*Given instruction:* Set the following entries down again exactly, line by line.

· · ·

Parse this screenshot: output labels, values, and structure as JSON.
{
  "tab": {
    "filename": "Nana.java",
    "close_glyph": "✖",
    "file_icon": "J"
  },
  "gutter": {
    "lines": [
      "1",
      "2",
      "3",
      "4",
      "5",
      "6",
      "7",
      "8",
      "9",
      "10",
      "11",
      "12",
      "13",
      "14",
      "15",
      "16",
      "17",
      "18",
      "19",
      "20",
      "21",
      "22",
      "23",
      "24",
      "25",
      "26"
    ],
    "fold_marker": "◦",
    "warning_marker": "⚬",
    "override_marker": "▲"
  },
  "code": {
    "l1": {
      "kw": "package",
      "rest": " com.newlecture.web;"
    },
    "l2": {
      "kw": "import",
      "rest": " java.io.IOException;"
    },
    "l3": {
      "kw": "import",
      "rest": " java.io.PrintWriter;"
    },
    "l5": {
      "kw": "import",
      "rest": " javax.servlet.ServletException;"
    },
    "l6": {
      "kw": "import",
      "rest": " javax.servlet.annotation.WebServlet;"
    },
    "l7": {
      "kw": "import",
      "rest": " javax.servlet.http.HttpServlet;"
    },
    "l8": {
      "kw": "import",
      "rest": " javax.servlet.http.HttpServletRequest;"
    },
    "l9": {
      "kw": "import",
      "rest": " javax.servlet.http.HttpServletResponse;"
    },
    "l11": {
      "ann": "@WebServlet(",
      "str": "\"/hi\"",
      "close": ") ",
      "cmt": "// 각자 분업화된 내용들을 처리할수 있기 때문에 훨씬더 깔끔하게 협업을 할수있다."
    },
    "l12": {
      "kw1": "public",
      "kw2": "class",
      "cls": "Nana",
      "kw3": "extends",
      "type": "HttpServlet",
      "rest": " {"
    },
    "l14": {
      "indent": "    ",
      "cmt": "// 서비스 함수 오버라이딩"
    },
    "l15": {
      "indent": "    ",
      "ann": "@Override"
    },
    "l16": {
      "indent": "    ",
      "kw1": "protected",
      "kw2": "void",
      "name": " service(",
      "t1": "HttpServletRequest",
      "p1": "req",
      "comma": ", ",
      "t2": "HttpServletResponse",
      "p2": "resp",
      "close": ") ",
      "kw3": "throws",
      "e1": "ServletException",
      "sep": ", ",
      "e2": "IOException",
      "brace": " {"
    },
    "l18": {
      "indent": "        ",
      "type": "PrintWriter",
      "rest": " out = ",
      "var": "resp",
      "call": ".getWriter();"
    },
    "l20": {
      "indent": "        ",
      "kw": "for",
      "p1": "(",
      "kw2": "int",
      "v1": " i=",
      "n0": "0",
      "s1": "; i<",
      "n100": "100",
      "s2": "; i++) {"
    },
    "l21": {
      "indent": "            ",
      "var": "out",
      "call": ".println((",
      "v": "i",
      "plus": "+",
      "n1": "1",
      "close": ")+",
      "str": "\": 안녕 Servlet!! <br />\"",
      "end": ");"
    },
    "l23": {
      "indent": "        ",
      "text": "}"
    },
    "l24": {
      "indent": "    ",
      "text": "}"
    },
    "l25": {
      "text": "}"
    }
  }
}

· · ·

*Output for this exercise:*
Parse this screenshot: output labels, values, and structure as JSON.
{
  "tab": {
    "filename": "Nana.java",
    "close_glyph": "✖",
    "file_icon": "J"
  },
  "gutter": {
    "lines": [
      "1",
      "2",
      "3",
      "4",
      "5",
      "6",
      "7",
      "8",
      "9",
      "10",
      "11",
      "12",
      "13",
      "14",
      "15",
      "16",
      "17",
      "18",
      "19",
      "20",
      "21",
      "22",
      "23",
      "24",
      "25",
      "26"
    ],
    "fold_marker": "◦",
    "warning_marker": "⚬",
    "override_marker": "▲"
  },
  "code": {
    "l1": {
      "kw": "package",
      "rest": " com.newlecture.web;"
    },
    "l2": {
      "kw": "import",
      "rest": " java.io.IOException;"
    },
    "l3": {
      "kw": "import",
      "rest": " java.io.PrintWriter;"
    },
    "l5": {
      "kw": "import",
      "rest": " javax.servlet.ServletException;"
    },
    "l6": {
      "kw": "import",
      "rest": " javax.servlet.annotation.WebServlet;"
    },
    "l7": {
      "kw": "import",
      "rest": " javax.servlet.http.HttpServlet;"
    },
    "l8": {
      "kw": "import",
      "rest": " javax.servlet.http.HttpServletRequest;"
    },
    "l9": {
      "kw": "import",
      "rest": " javax.servlet.http.HttpServletResponse;"
    },
    "l11": {
      "ann": "@WebServlet(",
      "str": "\"/hi\"",
      "close": ") ",
      "cmt": "// 각자 분업화된 내용들을 처리할수 있기 때문에 훨씬더 깔끔하게 협업을 할수있다."
    },
    "l12": {
      "kw1": "public",
      "kw2": "class",
      "cls": "Nana",
      "kw3": "extends",
      "type": "HttpServlet",
      "rest": " {"
    },
    "l14": {
      "indent": "    ",
      "cmt": "// 서비스 함수 오버라이딩"
    },
    "l15": {
      "indent": "    ",
      "ann": "@Override"
    },
    "l16": {
      "indent": "    ",
      "kw1": "protected",
      "kw2": "void",
      "name": " service(",
      "t1": "HttpServletRequest",
      "p1": "req",
      "comma": ", ",
      "t2": "HttpServletResponse",
      "p2": "resp",
      "close": ") ",
      "kw3": "throws",
      "e1": "ServletException",
      "sep": ", ",
      "e2": "IOException",
      "brace": " {"
    },
    "l18": {
      "indent": "        ",
      "type": "PrintWriter",
      "rest": " out = ",
      "var": "resp",
      "call": ".getWriter();"
    },
    "l20": {
      "indent": "        ",
      "kw": "for",
      "p1": "(",
      "kw2": "int",
      "v1": " i=",
      "n0": "0",
      "s1": "; i<",
      "n100": "100",
      "s2": "; i++) {"
    },
    "l21": {
      "indent": "            ",
      "var": "out",
      "call": ".println((",
      "v": "i",
      "plus": "+",
      "n1": "1",
      "close": ")+",
      "str": "\": 안녕 Servlet!! <br />\"",
      "end": ");"
    },
    "l23": {
      "indent": "        ",
      "text": "}"
    },
    "l24": {
      "indent": "    ",
      "text": "}"
    },
    "l25": {
      "text": "}"
    }
  }
}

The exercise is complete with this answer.